_Texto de leitura_.
---------------
Trabalho da CPI dos Combustíveis na CLDF teve papel central para investigar denúncias que resultaram em multas de R$ 150 milhões a postos por formação de cartel
O Conselho Administrativo de Defesa Econômica (Cade) condenou, nesta quarta-feira (25), sete redes de postos de combustíveis e dez pessoas físicas por formação de cartel no Distrito Federal e entorno, com multas que ultrapassam R$ 150 milhões. O processo, instaurado em 2020, teve origem em denúncias apuradas pela CPI dos Combustíveis da Câmara Legislativa do DF (CLDF), da qual o deputado distrital Chico Vigilante (PT) presidiu os trabalhos e foi um dos principais articuladores.
O caso contou com a participação de autoridades como o Ministério Público e agentes do Cade, que coletaram provas por meio de escutas telefônicas e buscas apreensivas. Chico Vigilante destacou a importância da CPI para desvendar o esquema. “Foi um trabalho coletivo, mas a CPI foi essencial para expor esse cartel que prejudicava os consumidores, inflacionando os preços de forma ilegal”, afirmou o parlamentar. Ele ressaltou ainda que as investigações revelaram conluio entre empresas para manipular os valores dos combustíveis, onerando a população.
---------------
_Conjunto de tarefas_.
1. Na notícia sobre a condenação do cartel de combustíveis no Distrito Federal, por que Chico Vigilante considera a CPI essencial? Responda em até três frases.
2. Copie sem alterações o trecho da notícia sobre o cartel de combustíveis que vai de "Trabalho da CPI" até "dos principais articuladores.", incluindo essas duas passagens.
3. Dê seguimento à notícia sobre a condenação do cartel de combustíveis no Distrito Federal, começando depois da última frase apresentada.

_Material de origem_.
---------------
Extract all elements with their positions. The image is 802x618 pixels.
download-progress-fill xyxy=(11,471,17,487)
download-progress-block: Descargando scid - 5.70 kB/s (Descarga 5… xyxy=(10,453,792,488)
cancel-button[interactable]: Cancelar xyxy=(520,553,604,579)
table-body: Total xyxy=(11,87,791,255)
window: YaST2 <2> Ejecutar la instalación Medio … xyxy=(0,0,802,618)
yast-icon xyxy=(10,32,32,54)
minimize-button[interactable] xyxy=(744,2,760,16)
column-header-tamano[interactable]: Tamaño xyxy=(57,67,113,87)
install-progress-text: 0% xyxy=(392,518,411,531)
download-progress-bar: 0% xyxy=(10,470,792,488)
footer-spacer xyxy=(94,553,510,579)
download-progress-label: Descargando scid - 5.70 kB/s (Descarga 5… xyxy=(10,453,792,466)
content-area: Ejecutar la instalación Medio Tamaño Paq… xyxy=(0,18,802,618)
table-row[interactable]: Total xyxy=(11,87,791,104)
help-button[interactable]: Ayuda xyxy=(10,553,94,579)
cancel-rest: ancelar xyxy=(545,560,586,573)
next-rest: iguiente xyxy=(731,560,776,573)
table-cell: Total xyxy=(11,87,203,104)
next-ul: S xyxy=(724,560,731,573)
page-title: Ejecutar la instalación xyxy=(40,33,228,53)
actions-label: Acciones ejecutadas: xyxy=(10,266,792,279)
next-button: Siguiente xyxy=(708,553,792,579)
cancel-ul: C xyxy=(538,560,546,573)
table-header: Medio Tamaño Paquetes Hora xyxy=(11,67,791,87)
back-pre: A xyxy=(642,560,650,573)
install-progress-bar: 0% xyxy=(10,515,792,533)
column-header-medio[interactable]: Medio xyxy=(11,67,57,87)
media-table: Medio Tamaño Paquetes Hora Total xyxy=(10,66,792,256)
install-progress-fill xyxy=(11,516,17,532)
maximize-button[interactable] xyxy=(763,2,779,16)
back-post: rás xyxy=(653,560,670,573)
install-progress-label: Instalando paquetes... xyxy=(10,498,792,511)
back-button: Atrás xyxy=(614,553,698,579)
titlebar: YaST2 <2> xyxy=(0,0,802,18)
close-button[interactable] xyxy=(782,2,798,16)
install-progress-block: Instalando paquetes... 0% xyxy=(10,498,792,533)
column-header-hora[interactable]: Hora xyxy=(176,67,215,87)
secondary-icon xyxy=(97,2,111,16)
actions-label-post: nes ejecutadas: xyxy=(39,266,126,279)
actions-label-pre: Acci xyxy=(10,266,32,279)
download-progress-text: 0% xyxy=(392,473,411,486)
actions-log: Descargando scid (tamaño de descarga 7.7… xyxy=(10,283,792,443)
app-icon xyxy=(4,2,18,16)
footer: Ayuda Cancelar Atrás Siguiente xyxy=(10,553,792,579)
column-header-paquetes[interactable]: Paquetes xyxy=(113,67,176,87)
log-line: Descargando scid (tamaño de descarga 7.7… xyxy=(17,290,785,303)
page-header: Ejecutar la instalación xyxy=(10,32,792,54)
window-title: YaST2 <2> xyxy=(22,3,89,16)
---------------
_Respostas numeradas_.
1. Para Chico Vigilante, a CPI foi essencial porque expôs o cartel que prejudicava os consumidores ao inflacionar ilegalmente os preços. Ele acrescentou que as investigações revelaram um conluio entre empresas para manipular os valores dos combustíveis, o que onerava a população.

2.
Trabalho da CPI dos Combustíveis na CLDF teve papel central para investigar denúncias que resultaram em multas de R$ 150 milhões a postos por formação de cartel
O Conselho Administrativo de Defesa Econômica (Cade) condenou, nesta quarta-feira (25), sete redes de postos de combustíveis e dez pessoas físicas por formação de cartel no Distrito Federal e entorno, com multas que ultrapassam R$ 150 milhões. O processo, instaurado em 2020, teve origem em denúncias apuradas pela CPI dos Combustíveis da Câmara Legislativa do DF (CLDF), da qual o deputado distrital Chico Vigilante (PT) presidiu os trabalhos e foi um dos principais articuladores.

3.
As provas analisadas pelo Cade incluíram gravações e documentos que comprovaram o acordo entre as empresas para fixar preços. Além das multas, o sindicato do setor (Sindicombustíveis-DF) foi absolvido, sem qualquer vinculação ao caso. A decisão do conselho considerou as investigações da CPI como fundamentais para embasar as penalidades.
Com a condenação, o caso se encerra após anos de apurações, reforçando a atuação de Vigilante e da CLDF no combate a práticas anticompetitivas. O deputado afirmou que seguirá fiscalizando o setor para evitar novos abusos.